::: RECORD SET :::

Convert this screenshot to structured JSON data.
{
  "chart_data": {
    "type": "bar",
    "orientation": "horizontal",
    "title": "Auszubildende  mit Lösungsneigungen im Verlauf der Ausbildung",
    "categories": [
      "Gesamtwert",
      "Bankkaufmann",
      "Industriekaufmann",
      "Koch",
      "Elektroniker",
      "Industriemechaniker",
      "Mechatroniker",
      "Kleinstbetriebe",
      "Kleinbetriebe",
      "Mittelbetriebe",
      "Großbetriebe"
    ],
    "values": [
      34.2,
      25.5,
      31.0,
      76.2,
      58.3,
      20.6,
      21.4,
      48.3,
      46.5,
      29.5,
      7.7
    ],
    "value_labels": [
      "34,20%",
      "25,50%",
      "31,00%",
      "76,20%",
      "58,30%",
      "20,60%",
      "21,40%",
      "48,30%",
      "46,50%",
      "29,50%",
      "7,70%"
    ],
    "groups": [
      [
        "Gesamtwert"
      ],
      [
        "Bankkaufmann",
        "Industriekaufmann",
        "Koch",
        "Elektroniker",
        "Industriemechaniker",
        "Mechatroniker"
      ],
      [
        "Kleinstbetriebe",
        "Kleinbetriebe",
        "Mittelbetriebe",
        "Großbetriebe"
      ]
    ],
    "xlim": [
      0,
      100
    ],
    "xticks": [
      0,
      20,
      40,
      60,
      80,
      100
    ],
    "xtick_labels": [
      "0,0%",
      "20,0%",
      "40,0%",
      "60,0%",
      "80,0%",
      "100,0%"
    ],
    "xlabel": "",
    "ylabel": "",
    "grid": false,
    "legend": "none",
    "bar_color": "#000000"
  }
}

:::

Search the data for the word "Industriemechaniker" and copy each line where it appears.

**EXPECTED OUTPUT**:
      "Industriemechaniker",
        "Industriemechaniker",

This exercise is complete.